(Collected data)

## begin

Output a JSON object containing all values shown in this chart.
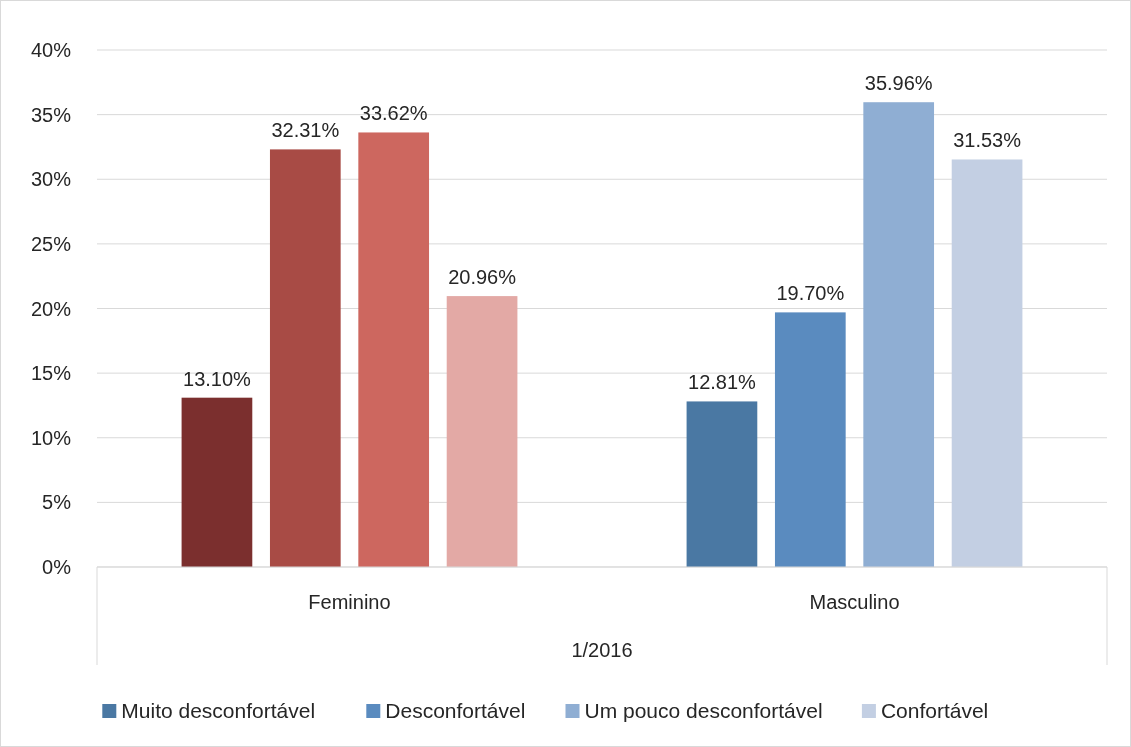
{
  "chart_data": {
    "type": "bar",
    "categories": [
      "Feminino",
      "Masculino"
    ],
    "xlabel": "1/2016",
    "series": [
      {
        "name": "Muito desconfortável",
        "color": "#4a78a3",
        "colors": [
          "#7b2f2e",
          "#4a78a3"
        ],
        "values": [
          13.1,
          12.81
        ],
        "value_labels": [
          "13.10%",
          "12.81%"
        ]
      },
      {
        "name": "Desconfortável",
        "color": "#5a8bbf",
        "colors": [
          "#a84b45",
          "#5a8bbf"
        ],
        "values": [
          32.31,
          19.7
        ],
        "value_labels": [
          "32.31%",
          "19.70%"
        ]
      },
      {
        "name": "Um pouco desconfortável",
        "color": "#8faed3",
        "colors": [
          "#cd675f",
          "#8faed3"
        ],
        "values": [
          33.62,
          35.96
        ],
        "value_labels": [
          "33.62%",
          "35.96%"
        ]
      },
      {
        "name": "Confortável",
        "color": "#c3cfe3",
        "colors": [
          "#e3a9a5",
          "#c3cfe3"
        ],
        "values": [
          20.96,
          31.53
        ],
        "value_labels": [
          "20.96%",
          "31.53%"
        ]
      }
    ],
    "ylim": [
      0,
      40
    ],
    "yticks": [
      {
        "value": 0,
        "label": "0%"
      },
      {
        "value": 5,
        "label": "5%"
      },
      {
        "value": 10,
        "label": "10%"
      },
      {
        "value": 15,
        "label": "15%"
      },
      {
        "value": 20,
        "label": "20%"
      },
      {
        "value": 25,
        "label": "25%"
      },
      {
        "value": 30,
        "label": "30%"
      },
      {
        "value": 35,
        "label": "35%"
      },
      {
        "value": 40,
        "label": "40%"
      }
    ],
    "grid": "y",
    "legend": "bottom"
  }
}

## end

__Job__: Leave out the pictures and copy every record above exactly.

__Output__:
Output a JSON object containing all values shown in this chart.
{
  "chart_data": {
    "type": "bar",
    "categories": [
      "Feminino",
      "Masculino"
    ],
    "xlabel": "1/2016",
    "series": [
      {
        "name": "Muito desconfortável",
        "color": "#4a78a3",
        "colors": [
          "#7b2f2e",
          "#4a78a3"
        ],
        "values": [
          13.1,
          12.81
        ],
        "value_labels": [
          "13.10%",
          "12.81%"
        ]
      },
      {
        "name": "Desconfortável",
        "color": "#5a8bbf",
        "colors": [
          "#a84b45",
          "#5a8bbf"
        ],
        "values": [
          32.31,
          19.7
        ],
        "value_labels": [
          "32.31%",
          "19.70%"
        ]
      },
      {
        "name": "Um pouco desconfortável",
        "color": "#8faed3",
        "colors": [
          "#cd675f",
          "#8faed3"
        ],
        "values": [
          33.62,
          35.96
        ],
        "value_labels": [
          "33.62%",
          "35.96%"
        ]
      },
      {
        "name": "Confortável",
        "color": "#c3cfe3",
        "colors": [
          "#e3a9a5",
          "#c3cfe3"
        ],
        "values": [
          20.96,
          31.53
        ],
        "value_labels": [
          "20.96%",
          "31.53%"
        ]
      }
    ],
    "ylim": [
      0,
      40
    ],
    "yticks": [
      {
        "value": 0,
        "label": "0%"
      },
      {
        "value": 5,
        "label": "5%"
      },
      {
        "value": 10,
        "label": "10%"
      },
      {
        "value": 15,
        "label": "15%"
      },
      {
        "value": 20,
        "label": "20%"
      },
      {
        "value": 25,
        "label": "25%"
      },
      {
        "value": 30,
        "label": "30%"
      },
      {
        "value": 35,
        "label": "35%"
      },
      {
        "value": 40,
        "label": "40%"
      }
    ],
    "grid": "y",
    "legend": "bottom"
  }
}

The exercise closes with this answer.